■ Aim ■
Check every line in the records below for the word "patterns" and report how many have it, nothing more.
*** Supplied data ***
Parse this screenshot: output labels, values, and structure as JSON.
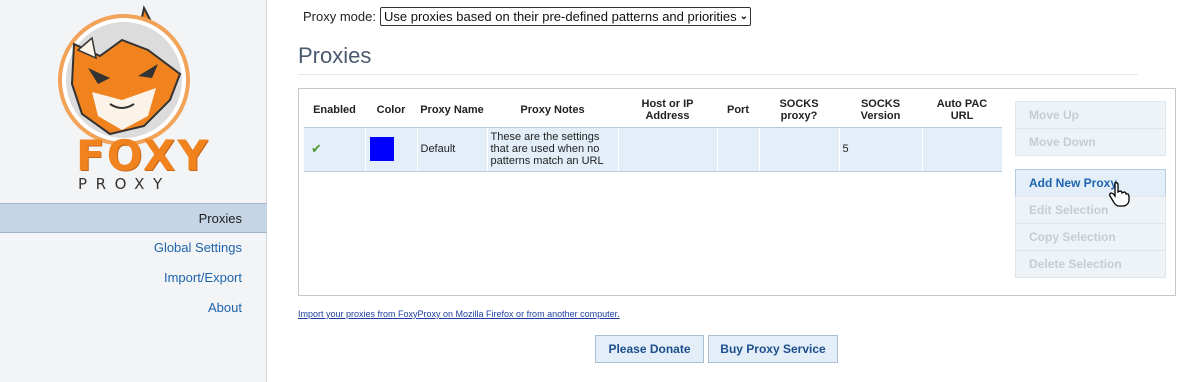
{
  "sidebar": {
    "logo": {
      "word": "FOXY",
      "sub": "PROXY"
    },
    "items": [
      {
        "label": "Proxies",
        "active": true
      },
      {
        "label": "Global Settings"
      },
      {
        "label": "Import/Export"
      },
      {
        "label": "About"
      }
    ]
  },
  "header": {
    "mode_label": "Proxy mode:",
    "mode_value": "Use proxies based on their pre-defined patterns and priorities"
  },
  "main": {
    "title": "Proxies",
    "table": {
      "columns": [
        "Enabled",
        "Color",
        "Proxy Name",
        "Proxy Notes",
        "Host or IP Address",
        "Port",
        "SOCKS proxy?",
        "SOCKS Version",
        "Auto PAC URL"
      ],
      "rows": [
        {
          "enabled": "✔",
          "color": "#0000ff",
          "name": "Default",
          "notes": "These are the settings that are used when no patterns match an URL",
          "host": "",
          "port": "",
          "socks": "",
          "socks_version": "5",
          "pac_url": ""
        }
      ]
    },
    "buttons": {
      "move_up": "Move Up",
      "move_down": "Move Down",
      "add_new": "Add New Proxy",
      "edit": "Edit Selection",
      "copy": "Copy Selection",
      "delete": "Delete Selection"
    },
    "import_link": "Import your proxies from FoxyProxy on Mozilla Firefox or from another computer.",
    "donate": "Please Donate",
    "buy": "Buy Proxy Service"
  },
  "colors": {
    "accent": "#1d63ad",
    "sidebar_active": "#c5d5e6",
    "row_bg": "#e3eef9",
    "logo_orange": "#f0831e"
  }
}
***
■ Solution ■
2